Stated problem> Only the pictures are left out: repeat the rest of the entries exactly.

Dataset excerpts>
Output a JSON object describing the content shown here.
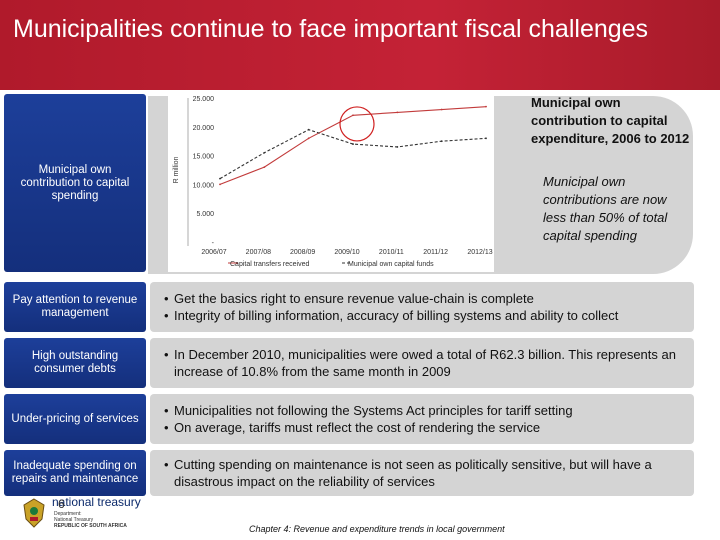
{
  "title": "Municipalities continue to face important fiscal challenges",
  "chart_section": {
    "left_label": "Municipal own contribution to capital spending",
    "note_bold": "Municipal own contribution to capital expenditure, 2006 to 2012",
    "note_italic": "Municipal own contributions are now less than 50% of total capital spending"
  },
  "chart_data": {
    "type": "line",
    "categories": [
      "2006/07",
      "2007/08",
      "2008/09",
      "2009/10",
      "2010/11",
      "2011/12",
      "2012/13"
    ],
    "ylabel": "R million",
    "ylim": [
      0,
      25000
    ],
    "yticks": [
      "-",
      "5.000",
      "10.000",
      "15.000",
      "20.000",
      "25.000"
    ],
    "series": [
      {
        "name": "Capital transfers received",
        "values": [
          10000,
          13000,
          18000,
          22000,
          22500,
          23000,
          23500
        ],
        "color": "#c23b3b",
        "dash": false
      },
      {
        "name": "Municipal own capital funds",
        "values": [
          11000,
          15500,
          19500,
          17000,
          16500,
          17500,
          18000
        ],
        "color": "#333333",
        "dash": true
      }
    ],
    "annotation": "circle at 2009/10"
  },
  "rows": [
    {
      "label": "Pay attention to revenue management",
      "bullets": [
        "Get the basics right to ensure revenue value-chain is complete",
        "Integrity of billing information, accuracy of billing systems and ability to collect"
      ]
    },
    {
      "label": "High outstanding consumer debts",
      "bullets": [
        "In December 2010, municipalities were owed a total of R62.3 billion. This represents an increase of 10.8% from the same month in 2009"
      ]
    },
    {
      "label": "Under-pricing of services",
      "bullets": [
        "Municipalities not following the Systems Act principles for tariff setting",
        "On average, tariffs must reflect the cost of rendering the service"
      ]
    },
    {
      "label": "Inadequate spending on repairs and maintenance",
      "bullets": [
        "Cutting spending on maintenance is not seen as politically sensitive, but will have a disastrous impact on the reliability of services"
      ]
    }
  ],
  "footer": "Chapter 4: Revenue and expenditure trends in local government",
  "logo": {
    "name": "national treasury",
    "sub1": "Department:",
    "sub2": "National Treasury",
    "sub3": "REPUBLIC OF SOUTH AFRICA",
    "page": "6"
  },
  "colors": {
    "title_bg": "#b01a2b",
    "left_box": "#1d3f9a",
    "right_box": "#d4d4d4"
  }
}
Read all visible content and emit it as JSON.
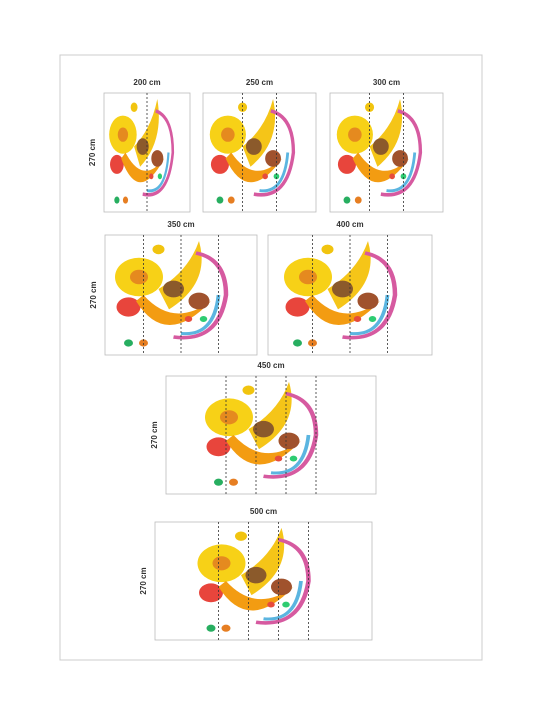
{
  "panels": [
    {
      "width": "200 cm",
      "height": "270 cm"
    },
    {
      "width": "250 cm"
    },
    {
      "width": "300 cm"
    },
    {
      "width": "350 cm",
      "height": "270 cm"
    },
    {
      "width": "400 cm"
    },
    {
      "width": "450 cm",
      "height": "270 cm"
    },
    {
      "width": "500 cm",
      "height": "270 cm"
    }
  ]
}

Task output>
Output a JSON object describing the content shown here.
{
  "title": "Municipalities continue to face important fiscal challenges",
  "chart_section": {
    "left_label": "Municipal own contribution to capital spending",
    "note_bold": "Municipal own contribution to capital expenditure, 2006 to 2012",
    "note_italic": "Municipal own contributions are now less than 50% of total capital spending"
  },
  "chart_data": {
    "type": "line",
    "categories": [
      "2006/07",
      "2007/08",
      "2008/09",
      "2009/10",
      "2010/11",
      "2011/12",
      "2012/13"
    ],
    "ylabel": "R million",
    "ylim": [
      0,
      25000
    ],
    "yticks": [
      "-",
      "5.000",
      "10.000",
      "15.000",
      "20.000",
      "25.000"
    ],
    "series": [
      {
        "name": "Capital transfers received",
        "values": [
          10000,
          13000,
          18000,
          22000,
          22500,
          23000,
          23500
        ],
        "color": "#c23b3b",
        "dash": false
      },
      {
        "name": "Municipal own capital funds",
        "values": [
          11000,
          15500,
          19500,
          17000,
          16500,
          17500,
          18000
        ],
        "color": "#333333",
        "dash": true
      }
    ],
    "annotation": "circle at 2009/10"
  },
  "rows": [
    {
      "label": "Pay attention to revenue management",
      "bullets": [
        "Get the basics right to ensure revenue value-chain is complete",
        "Integrity of billing information, accuracy of billing systems and ability to collect"
      ]
    },
    {
      "label": "High outstanding consumer debts",
      "bullets": [
        "In December 2010, municipalities were owed a total of R62.3 billion. This represents an increase of 10.8% from the same month in 2009"
      ]
    },
    {
      "label": "Under-pricing of services",
      "bullets": [
        "Municipalities not following the Systems Act principles for tariff setting",
        "On average, tariffs must reflect the cost of rendering the service"
      ]
    },
    {
      "label": "Inadequate spending on repairs and maintenance",
      "bullets": [
        "Cutting spending on maintenance is not seen as politically sensitive, but will have a disastrous impact on the reliability of services"
      ]
    }
  ],
  "footer": "Chapter 4: Revenue and expenditure trends in local government",
  "logo": {
    "name": "national treasury",
    "sub1": "Department:",
    "sub2": "National Treasury",
    "sub3": "REPUBLIC OF SOUTH AFRICA",
    "page": "6"
  },
  "colors": {
    "title_bg": "#b01a2b",
    "left_box": "#1d3f9a",
    "right_box": "#d4d4d4"
  }
}
Read all visible content and emit it as JSON.
{
  "panels": [
    {
      "width": "200 cm",
      "height": "270 cm"
    },
    {
      "width": "250 cm"
    },
    {
      "width": "300 cm"
    },
    {
      "width": "350 cm",
      "height": "270 cm"
    },
    {
      "width": "400 cm"
    },
    {
      "width": "450 cm",
      "height": "270 cm"
    },
    {
      "width": "500 cm",
      "height": "270 cm"
    }
  ]
}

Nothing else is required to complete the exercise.